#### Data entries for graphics
════════
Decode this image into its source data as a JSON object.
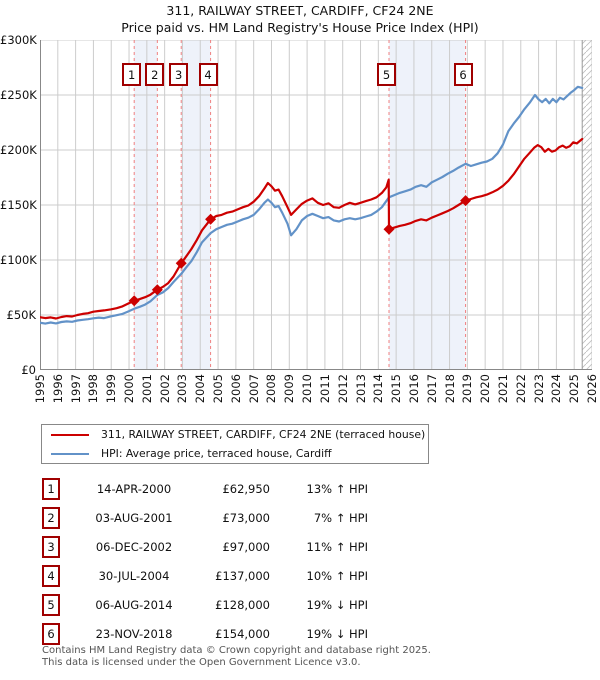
{
  "page": {
    "title": "311, RAILWAY STREET, CARDIFF, CF24 2NE",
    "subtitle": "Price paid vs. HM Land Registry's House Price Index (HPI)"
  },
  "colors": {
    "property": "#cc0000",
    "hpi": "#6292c8",
    "sale_line": "#f08080",
    "band": "#eef2fa",
    "grid": "#cccccc",
    "axis": "#888888",
    "box_border": "#a00000"
  },
  "chart_data": {
    "type": "line",
    "title": "311, RAILWAY STREET, CARDIFF, CF24 2NE",
    "subtitle": "Price paid vs. HM Land Registry's House Price Index (HPI)",
    "xlim": [
      1995,
      2026
    ],
    "ylim": [
      0,
      300000
    ],
    "grid": true,
    "xticks": [
      1995,
      1996,
      1997,
      1998,
      1999,
      2000,
      2001,
      2002,
      2003,
      2004,
      2005,
      2006,
      2007,
      2008,
      2009,
      2010,
      2011,
      2012,
      2013,
      2014,
      2015,
      2016,
      2017,
      2018,
      2019,
      2020,
      2021,
      2022,
      2023,
      2024,
      2025,
      2026
    ],
    "yticks": [
      {
        "value": 0,
        "label": "£0"
      },
      {
        "value": 50000,
        "label": "£50K"
      },
      {
        "value": 100000,
        "label": "£100K"
      },
      {
        "value": 150000,
        "label": "£150K"
      },
      {
        "value": 200000,
        "label": "£200K"
      },
      {
        "value": 250000,
        "label": "£250K"
      },
      {
        "value": 300000,
        "label": "£300K"
      }
    ],
    "future_hatch_from": 2025.45,
    "ownership_bands": [
      [
        2000.29,
        2001.59
      ],
      [
        2002.93,
        2004.58
      ],
      [
        2014.6,
        2018.9
      ]
    ],
    "sales": [
      {
        "n": 1,
        "x": 2000.29,
        "price": 62950,
        "date": "14-APR-2000",
        "price_label": "£62,950",
        "hpi_diff": "13% ↑ HPI"
      },
      {
        "n": 2,
        "x": 2001.59,
        "price": 73000,
        "date": "03-AUG-2001",
        "price_label": "£73,000",
        "hpi_diff": "7% ↑ HPI"
      },
      {
        "n": 3,
        "x": 2002.93,
        "price": 97000,
        "date": "06-DEC-2002",
        "price_label": "£97,000",
        "hpi_diff": "11% ↑ HPI"
      },
      {
        "n": 4,
        "x": 2004.58,
        "price": 137000,
        "date": "30-JUL-2004",
        "price_label": "£137,000",
        "hpi_diff": "10% ↑ HPI"
      },
      {
        "n": 5,
        "x": 2014.6,
        "price": 128000,
        "date": "06-AUG-2014",
        "price_label": "£128,000",
        "hpi_diff": "19% ↓ HPI"
      },
      {
        "n": 6,
        "x": 2018.9,
        "price": 154000,
        "date": "23-NOV-2018",
        "price_label": "£154,000",
        "hpi_diff": "19% ↓ HPI"
      }
    ],
    "series": [
      {
        "name": "311, RAILWAY STREET, CARDIFF, CF24 2NE (terraced house)",
        "color": "#cc0000",
        "points": [
          [
            1995.0,
            48000
          ],
          [
            1995.3,
            47200
          ],
          [
            1995.6,
            47800
          ],
          [
            1995.9,
            46800
          ],
          [
            1996.2,
            48200
          ],
          [
            1996.5,
            49000
          ],
          [
            1996.8,
            48600
          ],
          [
            1997.1,
            50000
          ],
          [
            1997.4,
            51000
          ],
          [
            1997.7,
            51600
          ],
          [
            1998.0,
            53000
          ],
          [
            1998.3,
            53600
          ],
          [
            1998.6,
            54200
          ],
          [
            1999.0,
            55200
          ],
          [
            1999.3,
            56200
          ],
          [
            1999.6,
            57600
          ],
          [
            1999.9,
            60000
          ],
          [
            2000.29,
            62950
          ],
          [
            2000.6,
            64500
          ],
          [
            2000.9,
            66200
          ],
          [
            2001.2,
            68500
          ],
          [
            2001.59,
            73000
          ],
          [
            2001.9,
            75500
          ],
          [
            2002.2,
            79000
          ],
          [
            2002.5,
            85000
          ],
          [
            2002.93,
            97000
          ],
          [
            2003.2,
            103000
          ],
          [
            2003.5,
            110000
          ],
          [
            2003.8,
            118000
          ],
          [
            2004.1,
            127000
          ],
          [
            2004.58,
            137000
          ],
          [
            2004.9,
            140000
          ],
          [
            2005.2,
            141000
          ],
          [
            2005.5,
            143000
          ],
          [
            2005.8,
            144000
          ],
          [
            2006.1,
            146000
          ],
          [
            2006.4,
            148000
          ],
          [
            2006.7,
            149500
          ],
          [
            2007.0,
            153000
          ],
          [
            2007.3,
            158000
          ],
          [
            2007.6,
            165000
          ],
          [
            2007.8,
            170000
          ],
          [
            2008.0,
            167000
          ],
          [
            2008.2,
            163000
          ],
          [
            2008.4,
            164000
          ],
          [
            2008.6,
            158000
          ],
          [
            2008.9,
            148000
          ],
          [
            2009.1,
            141000
          ],
          [
            2009.4,
            146000
          ],
          [
            2009.7,
            151000
          ],
          [
            2010.0,
            154000
          ],
          [
            2010.3,
            156000
          ],
          [
            2010.6,
            152000
          ],
          [
            2010.9,
            150000
          ],
          [
            2011.2,
            151500
          ],
          [
            2011.5,
            148000
          ],
          [
            2011.8,
            147500
          ],
          [
            2012.1,
            150000
          ],
          [
            2012.4,
            152000
          ],
          [
            2012.7,
            150500
          ],
          [
            2013.0,
            152000
          ],
          [
            2013.3,
            153500
          ],
          [
            2013.6,
            155000
          ],
          [
            2013.9,
            157000
          ],
          [
            2014.2,
            161000
          ],
          [
            2014.45,
            166000
          ],
          [
            2014.58,
            173000
          ],
          [
            2014.6,
            128000
          ],
          [
            2014.9,
            129500
          ],
          [
            2015.2,
            131000
          ],
          [
            2015.5,
            132000
          ],
          [
            2015.8,
            133500
          ],
          [
            2016.1,
            135500
          ],
          [
            2016.4,
            137000
          ],
          [
            2016.7,
            136000
          ],
          [
            2017.0,
            138500
          ],
          [
            2017.3,
            140500
          ],
          [
            2017.6,
            142500
          ],
          [
            2017.9,
            144500
          ],
          [
            2018.2,
            147000
          ],
          [
            2018.5,
            150000
          ],
          [
            2018.9,
            154000
          ],
          [
            2019.2,
            155500
          ],
          [
            2019.5,
            157000
          ],
          [
            2019.8,
            158000
          ],
          [
            2020.1,
            159500
          ],
          [
            2020.4,
            161500
          ],
          [
            2020.7,
            164000
          ],
          [
            2021.0,
            167500
          ],
          [
            2021.3,
            172000
          ],
          [
            2021.6,
            178000
          ],
          [
            2021.9,
            185000
          ],
          [
            2022.2,
            192000
          ],
          [
            2022.5,
            197500
          ],
          [
            2022.75,
            202000
          ],
          [
            2022.95,
            204500
          ],
          [
            2023.15,
            202500
          ],
          [
            2023.35,
            198500
          ],
          [
            2023.55,
            201000
          ],
          [
            2023.75,
            198500
          ],
          [
            2023.95,
            199500
          ],
          [
            2024.15,
            202500
          ],
          [
            2024.35,
            204000
          ],
          [
            2024.55,
            202000
          ],
          [
            2024.75,
            203500
          ],
          [
            2024.95,
            207000
          ],
          [
            2025.15,
            206000
          ],
          [
            2025.45,
            210000
          ]
        ]
      },
      {
        "name": "HPI: Average price, terraced house, Cardiff",
        "color": "#6292c8",
        "points": [
          [
            1995.0,
            43000
          ],
          [
            1995.3,
            42200
          ],
          [
            1995.6,
            43200
          ],
          [
            1995.9,
            42400
          ],
          [
            1996.2,
            43600
          ],
          [
            1996.5,
            44200
          ],
          [
            1996.8,
            43800
          ],
          [
            1997.1,
            45000
          ],
          [
            1997.4,
            45600
          ],
          [
            1997.7,
            46200
          ],
          [
            1998.0,
            47000
          ],
          [
            1998.3,
            47600
          ],
          [
            1998.6,
            47200
          ],
          [
            1999.0,
            48800
          ],
          [
            1999.3,
            49800
          ],
          [
            1999.6,
            50800
          ],
          [
            1999.9,
            52800
          ],
          [
            2000.29,
            55700
          ],
          [
            2000.6,
            57500
          ],
          [
            2000.9,
            59500
          ],
          [
            2001.2,
            62500
          ],
          [
            2001.59,
            68200
          ],
          [
            2001.9,
            70500
          ],
          [
            2002.2,
            74500
          ],
          [
            2002.5,
            80000
          ],
          [
            2002.93,
            87400
          ],
          [
            2003.2,
            93000
          ],
          [
            2003.5,
            99000
          ],
          [
            2003.8,
            107000
          ],
          [
            2004.1,
            116000
          ],
          [
            2004.58,
            124500
          ],
          [
            2004.9,
            128000
          ],
          [
            2005.2,
            130000
          ],
          [
            2005.5,
            132000
          ],
          [
            2005.8,
            133000
          ],
          [
            2006.1,
            135000
          ],
          [
            2006.4,
            137000
          ],
          [
            2006.7,
            138500
          ],
          [
            2007.0,
            141000
          ],
          [
            2007.3,
            146000
          ],
          [
            2007.6,
            152000
          ],
          [
            2007.8,
            155000
          ],
          [
            2008.0,
            152000
          ],
          [
            2008.2,
            148000
          ],
          [
            2008.4,
            149000
          ],
          [
            2008.6,
            143000
          ],
          [
            2008.9,
            133000
          ],
          [
            2009.1,
            122500
          ],
          [
            2009.4,
            128000
          ],
          [
            2009.7,
            136000
          ],
          [
            2010.0,
            140000
          ],
          [
            2010.3,
            142000
          ],
          [
            2010.6,
            140000
          ],
          [
            2010.9,
            138000
          ],
          [
            2011.2,
            139000
          ],
          [
            2011.5,
            136000
          ],
          [
            2011.8,
            135000
          ],
          [
            2012.1,
            137000
          ],
          [
            2012.4,
            138000
          ],
          [
            2012.7,
            137000
          ],
          [
            2013.0,
            138000
          ],
          [
            2013.3,
            139500
          ],
          [
            2013.6,
            141000
          ],
          [
            2013.9,
            144000
          ],
          [
            2014.2,
            148000
          ],
          [
            2014.6,
            157000
          ],
          [
            2014.9,
            159000
          ],
          [
            2015.2,
            161000
          ],
          [
            2015.5,
            162500
          ],
          [
            2015.8,
            164000
          ],
          [
            2016.1,
            166500
          ],
          [
            2016.4,
            168000
          ],
          [
            2016.7,
            166500
          ],
          [
            2017.0,
            170500
          ],
          [
            2017.3,
            173000
          ],
          [
            2017.6,
            175500
          ],
          [
            2017.9,
            178500
          ],
          [
            2018.2,
            181000
          ],
          [
            2018.5,
            184000
          ],
          [
            2018.9,
            187500
          ],
          [
            2019.2,
            185500
          ],
          [
            2019.5,
            187000
          ],
          [
            2019.8,
            188500
          ],
          [
            2020.1,
            189500
          ],
          [
            2020.4,
            192000
          ],
          [
            2020.7,
            197000
          ],
          [
            2021.0,
            205000
          ],
          [
            2021.3,
            217000
          ],
          [
            2021.6,
            224000
          ],
          [
            2021.9,
            230000
          ],
          [
            2022.2,
            237000
          ],
          [
            2022.5,
            243000
          ],
          [
            2022.8,
            250000
          ],
          [
            2023.0,
            246000
          ],
          [
            2023.2,
            243500
          ],
          [
            2023.4,
            246500
          ],
          [
            2023.6,
            242500
          ],
          [
            2023.8,
            246500
          ],
          [
            2024.0,
            243500
          ],
          [
            2024.2,
            247500
          ],
          [
            2024.4,
            246000
          ],
          [
            2024.6,
            249000
          ],
          [
            2024.8,
            252000
          ],
          [
            2025.0,
            254500
          ],
          [
            2025.2,
            257500
          ],
          [
            2025.45,
            256500
          ]
        ]
      }
    ]
  },
  "legend": {
    "items": [
      {
        "label": "311, RAILWAY STREET, CARDIFF, CF24 2NE (terraced house)",
        "color": "#cc0000"
      },
      {
        "label": "HPI: Average price, terraced house, Cardiff",
        "color": "#6292c8"
      }
    ]
  },
  "table": {
    "rows": [
      {
        "n": "1",
        "date": "14-APR-2000",
        "price": "£62,950",
        "hpi": "13% ↑ HPI"
      },
      {
        "n": "2",
        "date": "03-AUG-2001",
        "price": "£73,000",
        "hpi": "7% ↑ HPI"
      },
      {
        "n": "3",
        "date": "06-DEC-2002",
        "price": "£97,000",
        "hpi": "11% ↑ HPI"
      },
      {
        "n": "4",
        "date": "30-JUL-2004",
        "price": "£137,000",
        "hpi": "10% ↑ HPI"
      },
      {
        "n": "5",
        "date": "06-AUG-2014",
        "price": "£128,000",
        "hpi": "19% ↓ HPI"
      },
      {
        "n": "6",
        "date": "23-NOV-2018",
        "price": "£154,000",
        "hpi": "19% ↓ HPI"
      }
    ]
  },
  "footer": {
    "line1": "Contains HM Land Registry data © Crown copyright and database right 2025.",
    "line2": "This data is licensed under the Open Government Licence v3.0."
  }
}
════════
Copy each line of the listing that holds the word "terraced".

        "name": "311, RAILWAY STREET, CARDIFF, CF24 2NE (terraced house)",
        "name": "HPI: Average price, terraced house, Cardiff",
        "label": "311, RAILWAY STREET, CARDIFF, CF24 2NE (terraced house)",
        "label": "HPI: Average price, terraced house, Cardiff",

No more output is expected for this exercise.